Collected data

-------

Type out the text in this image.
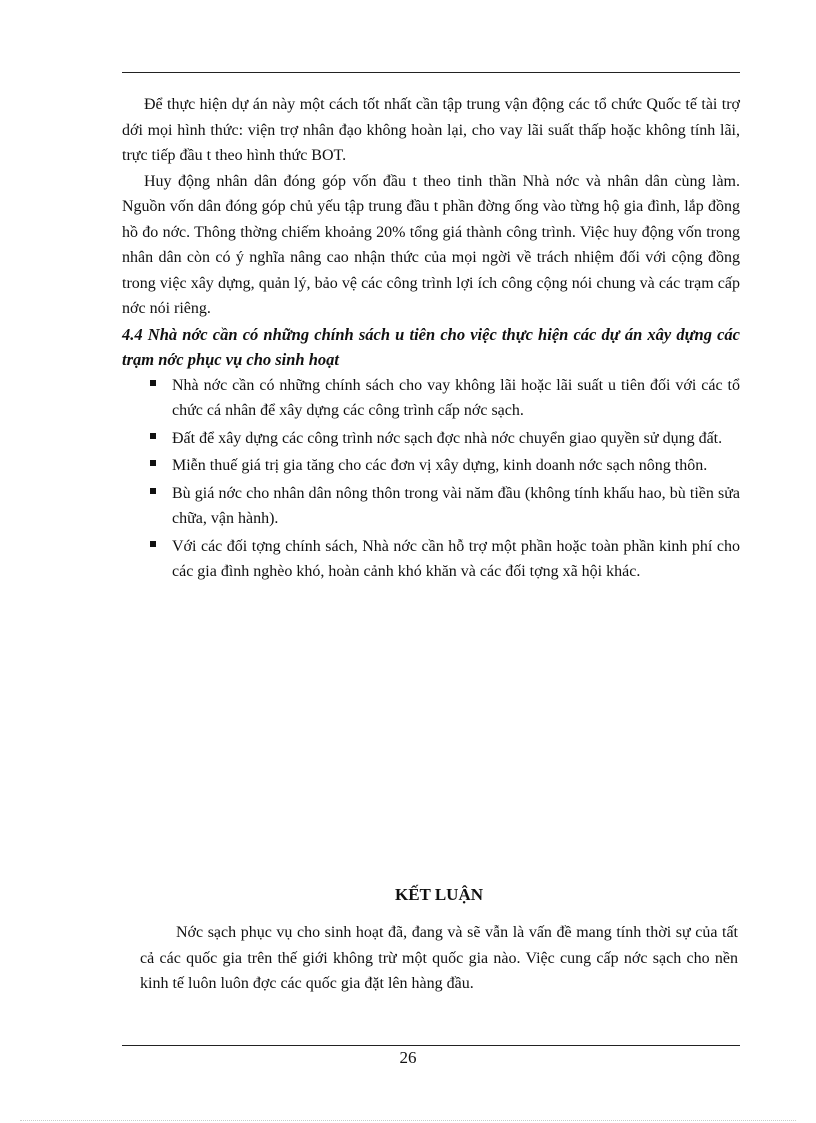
Để thực hiện dự án này một cách tốt nhất cần tập trung vận động các tổ chức Quốc tế tài trợ dới mọi hình thức: viện trợ nhân đạo không hoàn lại, cho vay lãi suất thấp hoặc không tính lãi, trực tiếp đầu t theo hình thức BOT.

Huy động nhân dân đóng góp vốn đầu t theo tinh thần Nhà nớc và nhân dân cùng làm. Nguồn vốn dân đóng góp chủ yếu tập trung đầu t phần đờng ống vào từng hộ gia đình, lắp đồng hồ đo nớc. Thông thờng chiếm khoảng 20% tổng giá thành công trình. Việc huy động vốn trong nhân dân còn có ý nghĩa nâng cao nhận thức của mọi ngời về trách nhiệm đối với cộng đồng trong việc xây dựng, quản lý, bảo vệ các công trình lợi ích công cộng nói chung và các trạm cấp nớc nói riêng.

4.4 Nhà nớc cần có những chính sách u tiên cho việc thực hiện các dự án xây dựng các trạm nớc phục vụ cho sinh hoạt

Nhà nớc cần có những chính sách cho vay không lãi hoặc lãi suất u tiên đối với các tổ chức cá nhân để xây dựng các công trình cấp nớc sạch.
Đất để xây dựng các công trình nớc sạch đợc nhà nớc chuyển giao quyền sử dụng đất.
Miễn thuế giá trị gia tăng cho các đơn vị xây dựng, kinh doanh nớc sạch nông thôn.
Bù giá nớc cho nhân dân nông thôn trong vài năm đầu (không tính khấu hao, bù tiền sửa chữa, vận hành).
Với các đối tợng chính sách, Nhà nớc cần hỗ trợ một phần hoặc toàn phần kinh phí cho các gia đình nghèo khó, hoàn cảnh khó khăn và các đối tợng xã hội khác.
KẾT LUẬN

Nớc sạch phục vụ cho sinh hoạt đã, đang và sẽ vẫn là vấn đề mang tính thời sự của tất cả các quốc gia trên thế giới không trừ một quốc gia nào. Việc cung cấp nớc sạch cho nền kinh tế luôn luôn đợc các quốc gia đặt lên hàng đầu.

26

-------

Show all lines from the data above in which the word "suất" appears.

Để thực hiện dự án này một cách tốt nhất cần tập trung vận động các tổ chức Quốc tế tài trợ dới mọi hình thức: viện trợ nhân đạo không hoàn lại, cho vay lãi suất thấp hoặc không tính lãi, trực tiếp đầu t theo hình thức BOT.
Nhà nớc cần có những chính sách cho vay không lãi hoặc lãi suất u tiên đối với các tổ chức cá nhân để xây dựng các công trình cấp nớc sạch.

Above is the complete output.